Exactly repeat the full listing that follows.

(Stored data entries)
** Begin **

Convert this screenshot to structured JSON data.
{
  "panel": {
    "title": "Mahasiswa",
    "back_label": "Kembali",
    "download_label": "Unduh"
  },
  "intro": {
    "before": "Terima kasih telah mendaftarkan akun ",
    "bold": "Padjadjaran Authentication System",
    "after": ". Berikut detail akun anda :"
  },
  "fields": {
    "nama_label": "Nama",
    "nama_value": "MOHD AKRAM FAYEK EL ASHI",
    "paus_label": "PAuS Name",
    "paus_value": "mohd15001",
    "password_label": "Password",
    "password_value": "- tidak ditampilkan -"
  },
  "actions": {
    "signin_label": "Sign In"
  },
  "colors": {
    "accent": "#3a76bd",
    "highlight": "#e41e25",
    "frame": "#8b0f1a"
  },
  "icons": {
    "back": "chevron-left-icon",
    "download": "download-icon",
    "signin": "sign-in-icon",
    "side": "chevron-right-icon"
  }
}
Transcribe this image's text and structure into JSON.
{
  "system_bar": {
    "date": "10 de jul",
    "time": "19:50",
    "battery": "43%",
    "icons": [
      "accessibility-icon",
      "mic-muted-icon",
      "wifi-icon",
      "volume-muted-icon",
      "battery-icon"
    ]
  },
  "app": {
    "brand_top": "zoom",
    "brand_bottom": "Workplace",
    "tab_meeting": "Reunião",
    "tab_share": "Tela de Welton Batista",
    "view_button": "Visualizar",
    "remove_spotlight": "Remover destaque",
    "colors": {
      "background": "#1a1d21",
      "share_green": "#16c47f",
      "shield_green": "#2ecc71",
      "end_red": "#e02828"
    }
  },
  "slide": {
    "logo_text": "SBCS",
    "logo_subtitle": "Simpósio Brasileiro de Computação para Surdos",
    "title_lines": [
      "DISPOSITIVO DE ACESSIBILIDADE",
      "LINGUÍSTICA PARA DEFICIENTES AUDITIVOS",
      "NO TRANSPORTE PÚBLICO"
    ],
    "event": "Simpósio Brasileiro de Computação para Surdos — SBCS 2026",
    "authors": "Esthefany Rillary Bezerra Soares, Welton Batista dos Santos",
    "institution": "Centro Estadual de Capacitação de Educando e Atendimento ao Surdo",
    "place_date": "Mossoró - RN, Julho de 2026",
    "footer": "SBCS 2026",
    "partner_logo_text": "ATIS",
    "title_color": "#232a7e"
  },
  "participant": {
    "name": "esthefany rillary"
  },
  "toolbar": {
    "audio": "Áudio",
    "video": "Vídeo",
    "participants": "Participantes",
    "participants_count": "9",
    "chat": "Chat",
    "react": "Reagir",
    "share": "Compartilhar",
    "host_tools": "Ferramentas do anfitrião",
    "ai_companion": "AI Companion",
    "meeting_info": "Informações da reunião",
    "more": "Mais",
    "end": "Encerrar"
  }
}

** End **

» **COMPLETED TASK**
Convert this screenshot to structured JSON data.
{
  "panel": {
    "title": "Mahasiswa",
    "back_label": "Kembali",
    "download_label": "Unduh"
  },
  "intro": {
    "before": "Terima kasih telah mendaftarkan akun ",
    "bold": "Padjadjaran Authentication System",
    "after": ". Berikut detail akun anda :"
  },
  "fields": {
    "nama_label": "Nama",
    "nama_value": "MOHD AKRAM FAYEK EL ASHI",
    "paus_label": "PAuS Name",
    "paus_value": "mohd15001",
    "password_label": "Password",
    "password_value": "- tidak ditampilkan -"
  },
  "actions": {
    "signin_label": "Sign In"
  },
  "colors": {
    "accent": "#3a76bd",
    "highlight": "#e41e25",
    "frame": "#8b0f1a"
  },
  "icons": {
    "back": "chevron-left-icon",
    "download": "download-icon",
    "signin": "sign-in-icon",
    "side": "chevron-right-icon"
  }
}
Transcribe this image's text and structure into JSON.
{
  "system_bar": {
    "date": "10 de jul",
    "time": "19:50",
    "battery": "43%",
    "icons": [
      "accessibility-icon",
      "mic-muted-icon",
      "wifi-icon",
      "volume-muted-icon",
      "battery-icon"
    ]
  },
  "app": {
    "brand_top": "zoom",
    "brand_bottom": "Workplace",
    "tab_meeting": "Reunião",
    "tab_share": "Tela de Welton Batista",
    "view_button": "Visualizar",
    "remove_spotlight": "Remover destaque",
    "colors": {
      "background": "#1a1d21",
      "share_green": "#16c47f",
      "shield_green": "#2ecc71",
      "end_red": "#e02828"
    }
  },
  "slide": {
    "logo_text": "SBCS",
    "logo_subtitle": "Simpósio Brasileiro de Computação para Surdos",
    "title_lines": [
      "DISPOSITIVO DE ACESSIBILIDADE",
      "LINGUÍSTICA PARA DEFICIENTES AUDITIVOS",
      "NO TRANSPORTE PÚBLICO"
    ],
    "event": "Simpósio Brasileiro de Computação para Surdos — SBCS 2026",
    "authors": "Esthefany Rillary Bezerra Soares, Welton Batista dos Santos",
    "institution": "Centro Estadual de Capacitação de Educando e Atendimento ao Surdo",
    "place_date": "Mossoró - RN, Julho de 2026",
    "footer": "SBCS 2026",
    "partner_logo_text": "ATIS",
    "title_color": "#232a7e"
  },
  "participant": {
    "name": "esthefany rillary"
  },
  "toolbar": {
    "audio": "Áudio",
    "video": "Vídeo",
    "participants": "Participantes",
    "participants_count": "9",
    "chat": "Chat",
    "react": "Reagir",
    "share": "Compartilhar",
    "host_tools": "Ferramentas do anfitrião",
    "ai_companion": "AI Companion",
    "meeting_info": "Informações da reunião",
    "more": "Mais",
    "end": "Encerrar"
  }
}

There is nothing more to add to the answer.